* **INPUT**
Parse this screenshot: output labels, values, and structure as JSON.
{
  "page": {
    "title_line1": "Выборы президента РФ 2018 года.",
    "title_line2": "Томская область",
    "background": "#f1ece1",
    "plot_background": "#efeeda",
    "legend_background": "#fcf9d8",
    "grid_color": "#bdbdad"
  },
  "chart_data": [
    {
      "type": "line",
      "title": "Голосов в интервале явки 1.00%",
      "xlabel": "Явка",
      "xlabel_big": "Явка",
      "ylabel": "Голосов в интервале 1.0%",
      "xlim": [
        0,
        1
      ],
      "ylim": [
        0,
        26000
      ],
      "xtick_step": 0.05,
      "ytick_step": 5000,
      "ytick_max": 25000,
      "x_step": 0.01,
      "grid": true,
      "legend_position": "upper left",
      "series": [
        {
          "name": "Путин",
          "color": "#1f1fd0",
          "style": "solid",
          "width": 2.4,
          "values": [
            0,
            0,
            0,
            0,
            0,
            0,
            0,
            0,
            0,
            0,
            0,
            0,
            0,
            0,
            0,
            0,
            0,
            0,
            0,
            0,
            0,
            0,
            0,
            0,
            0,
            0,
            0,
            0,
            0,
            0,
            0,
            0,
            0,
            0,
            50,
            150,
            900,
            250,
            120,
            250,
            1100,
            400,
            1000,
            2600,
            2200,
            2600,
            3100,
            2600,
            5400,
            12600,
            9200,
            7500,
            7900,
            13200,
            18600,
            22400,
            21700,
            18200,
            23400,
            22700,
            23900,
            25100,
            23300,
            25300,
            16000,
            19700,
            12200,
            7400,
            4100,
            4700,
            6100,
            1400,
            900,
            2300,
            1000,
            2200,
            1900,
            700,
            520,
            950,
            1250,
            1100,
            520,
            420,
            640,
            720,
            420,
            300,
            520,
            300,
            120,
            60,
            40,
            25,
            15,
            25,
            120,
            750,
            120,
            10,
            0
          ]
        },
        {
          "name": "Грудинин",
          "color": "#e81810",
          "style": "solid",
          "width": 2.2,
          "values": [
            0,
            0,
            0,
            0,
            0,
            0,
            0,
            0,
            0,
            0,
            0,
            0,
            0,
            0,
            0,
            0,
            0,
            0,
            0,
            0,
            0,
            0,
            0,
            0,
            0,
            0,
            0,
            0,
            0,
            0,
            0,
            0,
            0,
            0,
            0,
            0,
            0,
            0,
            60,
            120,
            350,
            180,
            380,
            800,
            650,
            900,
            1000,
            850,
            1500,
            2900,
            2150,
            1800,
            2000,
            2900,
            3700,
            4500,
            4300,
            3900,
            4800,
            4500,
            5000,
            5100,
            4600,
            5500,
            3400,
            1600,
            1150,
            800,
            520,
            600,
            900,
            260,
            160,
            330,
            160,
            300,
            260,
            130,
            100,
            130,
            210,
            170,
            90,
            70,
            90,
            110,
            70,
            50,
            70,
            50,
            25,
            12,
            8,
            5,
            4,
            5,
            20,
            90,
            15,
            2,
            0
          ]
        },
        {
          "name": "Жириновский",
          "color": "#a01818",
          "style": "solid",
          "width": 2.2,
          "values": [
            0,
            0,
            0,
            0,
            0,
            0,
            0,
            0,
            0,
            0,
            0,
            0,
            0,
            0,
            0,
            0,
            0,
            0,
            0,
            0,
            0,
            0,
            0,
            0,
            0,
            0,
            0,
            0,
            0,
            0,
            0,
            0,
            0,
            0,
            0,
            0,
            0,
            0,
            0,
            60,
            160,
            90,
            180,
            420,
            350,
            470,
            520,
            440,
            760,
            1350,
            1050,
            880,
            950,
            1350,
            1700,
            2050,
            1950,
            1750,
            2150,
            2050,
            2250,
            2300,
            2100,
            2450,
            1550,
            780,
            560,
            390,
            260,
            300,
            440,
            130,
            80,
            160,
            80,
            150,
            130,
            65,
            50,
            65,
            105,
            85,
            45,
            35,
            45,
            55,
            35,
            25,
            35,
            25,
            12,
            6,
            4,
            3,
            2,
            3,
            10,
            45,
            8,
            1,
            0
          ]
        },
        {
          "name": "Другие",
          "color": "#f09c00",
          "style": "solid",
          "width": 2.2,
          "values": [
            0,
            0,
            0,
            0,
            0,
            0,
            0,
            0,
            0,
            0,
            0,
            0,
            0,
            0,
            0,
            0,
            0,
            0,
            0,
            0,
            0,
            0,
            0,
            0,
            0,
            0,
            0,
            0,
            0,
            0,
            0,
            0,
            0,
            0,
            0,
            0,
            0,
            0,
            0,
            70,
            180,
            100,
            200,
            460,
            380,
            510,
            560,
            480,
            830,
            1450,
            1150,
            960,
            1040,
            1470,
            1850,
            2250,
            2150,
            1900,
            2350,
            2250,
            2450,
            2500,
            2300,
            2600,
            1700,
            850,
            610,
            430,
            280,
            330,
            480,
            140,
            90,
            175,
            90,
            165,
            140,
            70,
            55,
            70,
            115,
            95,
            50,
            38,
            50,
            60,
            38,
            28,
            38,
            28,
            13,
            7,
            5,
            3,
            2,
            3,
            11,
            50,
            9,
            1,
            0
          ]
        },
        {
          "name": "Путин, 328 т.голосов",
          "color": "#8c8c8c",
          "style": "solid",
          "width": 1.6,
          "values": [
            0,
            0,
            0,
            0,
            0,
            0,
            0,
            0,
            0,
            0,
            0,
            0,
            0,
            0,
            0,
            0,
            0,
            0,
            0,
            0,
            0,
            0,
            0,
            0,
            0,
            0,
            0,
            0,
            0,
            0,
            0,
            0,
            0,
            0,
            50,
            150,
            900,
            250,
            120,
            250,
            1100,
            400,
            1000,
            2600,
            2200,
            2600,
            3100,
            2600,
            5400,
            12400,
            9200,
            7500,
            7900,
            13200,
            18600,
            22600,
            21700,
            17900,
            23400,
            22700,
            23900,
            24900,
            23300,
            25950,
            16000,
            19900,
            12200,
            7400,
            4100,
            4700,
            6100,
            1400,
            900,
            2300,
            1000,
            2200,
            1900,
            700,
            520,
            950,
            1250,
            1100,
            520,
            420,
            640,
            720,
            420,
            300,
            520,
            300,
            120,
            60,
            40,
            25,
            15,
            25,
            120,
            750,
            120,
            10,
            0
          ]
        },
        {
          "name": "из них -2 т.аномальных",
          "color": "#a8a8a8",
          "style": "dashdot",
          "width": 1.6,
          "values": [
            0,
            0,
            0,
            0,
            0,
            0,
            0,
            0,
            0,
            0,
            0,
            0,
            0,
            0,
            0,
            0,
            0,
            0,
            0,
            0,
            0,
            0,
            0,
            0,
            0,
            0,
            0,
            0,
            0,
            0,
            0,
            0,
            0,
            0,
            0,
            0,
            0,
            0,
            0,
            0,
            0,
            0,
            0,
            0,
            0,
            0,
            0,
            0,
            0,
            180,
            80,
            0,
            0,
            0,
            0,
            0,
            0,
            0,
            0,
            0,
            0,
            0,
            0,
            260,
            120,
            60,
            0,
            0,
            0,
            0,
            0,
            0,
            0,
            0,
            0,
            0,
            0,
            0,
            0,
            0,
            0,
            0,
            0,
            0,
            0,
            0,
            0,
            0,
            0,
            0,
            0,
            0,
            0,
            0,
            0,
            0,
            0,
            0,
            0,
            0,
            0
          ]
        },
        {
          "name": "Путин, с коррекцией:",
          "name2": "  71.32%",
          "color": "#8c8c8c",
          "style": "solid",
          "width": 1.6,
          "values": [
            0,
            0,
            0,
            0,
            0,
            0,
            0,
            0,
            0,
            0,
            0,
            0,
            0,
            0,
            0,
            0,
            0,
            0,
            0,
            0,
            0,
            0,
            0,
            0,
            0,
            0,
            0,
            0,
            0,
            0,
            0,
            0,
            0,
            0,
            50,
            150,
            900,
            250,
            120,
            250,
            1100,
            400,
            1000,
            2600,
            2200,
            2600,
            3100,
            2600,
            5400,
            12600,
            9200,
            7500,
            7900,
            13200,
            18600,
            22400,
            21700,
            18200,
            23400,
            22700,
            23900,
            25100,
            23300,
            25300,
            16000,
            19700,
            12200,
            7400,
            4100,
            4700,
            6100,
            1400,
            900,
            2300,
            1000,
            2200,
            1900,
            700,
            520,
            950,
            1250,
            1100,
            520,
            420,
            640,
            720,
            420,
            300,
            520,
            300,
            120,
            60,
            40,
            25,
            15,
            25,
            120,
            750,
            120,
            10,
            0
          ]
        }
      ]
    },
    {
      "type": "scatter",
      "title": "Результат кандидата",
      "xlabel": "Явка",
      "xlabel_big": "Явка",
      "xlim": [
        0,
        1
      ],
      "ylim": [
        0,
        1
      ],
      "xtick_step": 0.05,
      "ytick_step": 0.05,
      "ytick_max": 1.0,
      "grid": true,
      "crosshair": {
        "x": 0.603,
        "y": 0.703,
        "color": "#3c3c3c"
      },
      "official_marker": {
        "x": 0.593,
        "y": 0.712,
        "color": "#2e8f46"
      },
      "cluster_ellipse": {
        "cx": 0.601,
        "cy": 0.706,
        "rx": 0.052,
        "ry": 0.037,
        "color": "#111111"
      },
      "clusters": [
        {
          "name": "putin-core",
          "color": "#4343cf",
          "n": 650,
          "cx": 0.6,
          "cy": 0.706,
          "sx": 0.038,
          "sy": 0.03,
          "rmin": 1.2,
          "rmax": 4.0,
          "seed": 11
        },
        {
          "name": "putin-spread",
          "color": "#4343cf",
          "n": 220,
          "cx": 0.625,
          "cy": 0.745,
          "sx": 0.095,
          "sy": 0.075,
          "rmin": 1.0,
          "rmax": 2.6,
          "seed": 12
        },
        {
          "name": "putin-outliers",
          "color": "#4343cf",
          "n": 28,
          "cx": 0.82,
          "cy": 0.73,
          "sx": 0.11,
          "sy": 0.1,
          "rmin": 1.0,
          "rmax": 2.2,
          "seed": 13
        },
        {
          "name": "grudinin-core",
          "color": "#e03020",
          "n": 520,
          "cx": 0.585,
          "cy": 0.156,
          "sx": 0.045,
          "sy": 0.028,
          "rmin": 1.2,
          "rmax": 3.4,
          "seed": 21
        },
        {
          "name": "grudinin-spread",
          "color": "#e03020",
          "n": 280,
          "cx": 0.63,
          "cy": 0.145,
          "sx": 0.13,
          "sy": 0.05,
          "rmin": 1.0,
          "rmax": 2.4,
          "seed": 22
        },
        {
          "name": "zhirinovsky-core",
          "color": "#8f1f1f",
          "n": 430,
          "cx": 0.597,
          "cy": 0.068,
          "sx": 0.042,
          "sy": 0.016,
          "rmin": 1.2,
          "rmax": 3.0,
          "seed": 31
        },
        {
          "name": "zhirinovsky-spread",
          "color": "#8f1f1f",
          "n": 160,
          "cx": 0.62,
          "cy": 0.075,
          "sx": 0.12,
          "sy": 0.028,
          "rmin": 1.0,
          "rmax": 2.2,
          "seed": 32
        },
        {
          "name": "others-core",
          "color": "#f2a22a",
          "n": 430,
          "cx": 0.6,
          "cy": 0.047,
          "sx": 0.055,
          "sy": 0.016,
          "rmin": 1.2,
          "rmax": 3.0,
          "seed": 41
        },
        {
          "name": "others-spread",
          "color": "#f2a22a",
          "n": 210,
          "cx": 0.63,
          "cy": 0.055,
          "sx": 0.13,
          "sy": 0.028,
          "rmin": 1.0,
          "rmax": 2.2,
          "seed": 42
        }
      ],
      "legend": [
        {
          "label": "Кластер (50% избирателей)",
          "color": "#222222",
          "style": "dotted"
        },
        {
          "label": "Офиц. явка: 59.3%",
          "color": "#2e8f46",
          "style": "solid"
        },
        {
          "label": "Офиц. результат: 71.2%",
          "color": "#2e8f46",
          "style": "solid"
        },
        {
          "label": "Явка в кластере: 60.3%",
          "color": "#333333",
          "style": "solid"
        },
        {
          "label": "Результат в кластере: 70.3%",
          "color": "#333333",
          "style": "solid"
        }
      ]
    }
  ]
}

* **OBJECTIVE**
Find the lines above that contain the word "grudinin" and collect them.

* **FULL SOLUTION**
          "name": "grudinin-core",
          "name": "grudinin-spread",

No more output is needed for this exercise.